JA – Que medidas toma o Ministério quando há estiagem?
DT – No geral, quando ocorrem fenómenos atmosféricos, como é o caso vertente, o MINADERP providencia os apoios técnicos e materiais necessários que permitam aos camponeses recuperarem de eventuais perdas de produção. Neste caso concreto, o sector dispõe de quantidades suficientes de sementes de hortícolas, cereais e leguminosas para a segunda época da campanha agrícola. Tais insumos encontram-se já em stock nas estruturas provinciais do Ministério da Agricultura.
JA – Quais são as províncias mais afectadas pela estiagem?
DT – De forma particular, a região do litoral sentiu com maior severidade os efeitos da estiagem, dadas as características. No cômputo geral, todas as províncias, com maior ou menor grau, registaram uma estiagem prolongada.
JA – Estamos a produzir o suficiente para não estarmos em situação de insegurança alimentar?
DT – Sim, mas apenas em determinadas culturas. Neste momento, sem nenhum receio de errar, a produção de raízes e de tubérculos – portanto, mandioca e batatas – é significativa. A produção de mandioca já é excedentária no país. Mas continuamos a ter algum défice alimentar no que diz respeito à produção cerealífera, sobretudo de arroz e trigo. Infelizmente, ainda não temos uma produção expressiva de trigo para que possamos colocá-la na estatística. O consumo de pão aumentou muito no país, o que significa que o Governo e, sobretudo, o sector privado, têm feito um esforço gigantesco para a importação de farinha de trigo. A produção cerealífera no geral é deficitária, apesar de haver uma boa produção de milho. Mas, do somatório de todos os cerais, esses dois – o arroz e o trigo – intervêm de forma negativa na balança alimentar, pelo facto de a sua produção não ser ainda bastante significativa no país.

__________

* _Objetivo do exercício_: De acordo com a entrevista sobre a estiagem e a produção agrícola, por que motivo o arroz e o trigo pesam negativamente na balança alimentar do país? Explique em uma a três frases.

* _Material fornecido_:

__________

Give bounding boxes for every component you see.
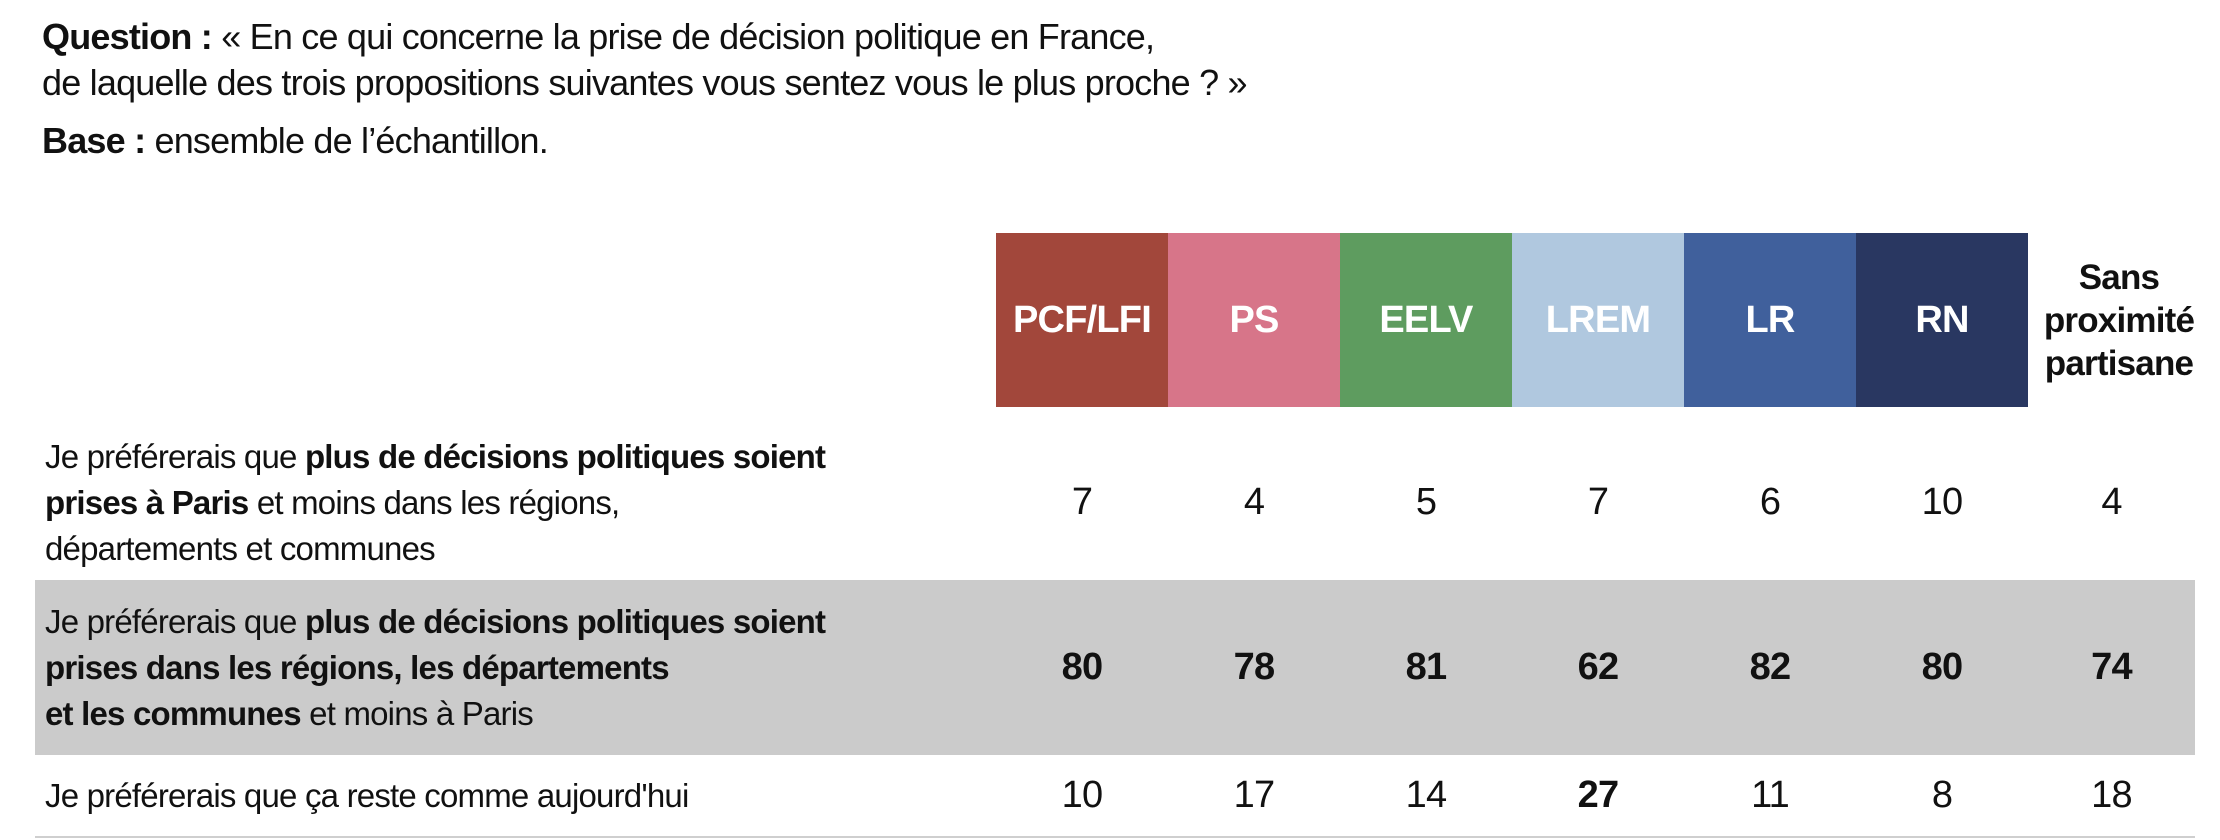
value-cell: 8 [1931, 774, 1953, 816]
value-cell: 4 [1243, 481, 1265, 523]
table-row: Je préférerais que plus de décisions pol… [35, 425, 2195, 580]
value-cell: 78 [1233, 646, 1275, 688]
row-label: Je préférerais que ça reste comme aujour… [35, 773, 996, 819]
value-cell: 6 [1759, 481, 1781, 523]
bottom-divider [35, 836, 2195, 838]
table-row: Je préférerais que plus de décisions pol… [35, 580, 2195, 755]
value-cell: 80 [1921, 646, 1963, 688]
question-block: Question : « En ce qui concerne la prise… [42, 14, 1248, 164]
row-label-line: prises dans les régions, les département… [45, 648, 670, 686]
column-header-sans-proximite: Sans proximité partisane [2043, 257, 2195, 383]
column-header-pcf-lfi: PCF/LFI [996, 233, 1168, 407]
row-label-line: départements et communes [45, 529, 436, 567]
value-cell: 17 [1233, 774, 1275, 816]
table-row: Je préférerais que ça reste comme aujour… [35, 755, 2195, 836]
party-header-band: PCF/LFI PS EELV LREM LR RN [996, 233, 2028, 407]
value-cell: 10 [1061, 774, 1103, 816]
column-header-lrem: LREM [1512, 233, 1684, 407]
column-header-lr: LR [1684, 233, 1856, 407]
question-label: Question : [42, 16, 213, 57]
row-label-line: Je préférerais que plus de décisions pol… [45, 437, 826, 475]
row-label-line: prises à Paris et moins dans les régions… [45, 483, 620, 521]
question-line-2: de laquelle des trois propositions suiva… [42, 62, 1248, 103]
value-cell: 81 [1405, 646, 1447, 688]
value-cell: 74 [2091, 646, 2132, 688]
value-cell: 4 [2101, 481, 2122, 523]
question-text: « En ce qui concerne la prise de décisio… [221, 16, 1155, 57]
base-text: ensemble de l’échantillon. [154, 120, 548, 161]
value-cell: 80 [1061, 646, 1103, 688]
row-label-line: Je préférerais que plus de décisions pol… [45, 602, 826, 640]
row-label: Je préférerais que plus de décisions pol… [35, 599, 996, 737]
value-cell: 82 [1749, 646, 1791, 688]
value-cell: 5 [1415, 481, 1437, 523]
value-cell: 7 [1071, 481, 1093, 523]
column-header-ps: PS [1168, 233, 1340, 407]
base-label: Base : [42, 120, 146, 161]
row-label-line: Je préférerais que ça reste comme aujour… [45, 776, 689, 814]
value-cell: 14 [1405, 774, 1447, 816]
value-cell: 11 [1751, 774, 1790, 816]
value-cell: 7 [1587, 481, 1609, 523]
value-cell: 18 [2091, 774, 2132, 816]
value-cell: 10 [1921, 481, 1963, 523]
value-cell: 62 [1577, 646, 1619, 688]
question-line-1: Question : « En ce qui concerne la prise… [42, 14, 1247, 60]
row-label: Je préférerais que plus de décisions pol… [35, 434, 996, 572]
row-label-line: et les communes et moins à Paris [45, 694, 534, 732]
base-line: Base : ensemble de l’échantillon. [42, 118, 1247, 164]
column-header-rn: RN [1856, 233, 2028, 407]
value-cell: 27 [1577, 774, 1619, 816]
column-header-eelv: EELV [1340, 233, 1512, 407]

__________

* _Resposta abaixo_: O arroz e o trigo pesam negativamente porque a sua produção ainda não é bastante significativa no país. No caso do trigo, a produção não é sequer expressiva o suficiente para figurar na estatística. Como o consumo de pão aumentou muito, o Governo e o setor privado têm feito um esforço gigantesco para importar farinha de trigo.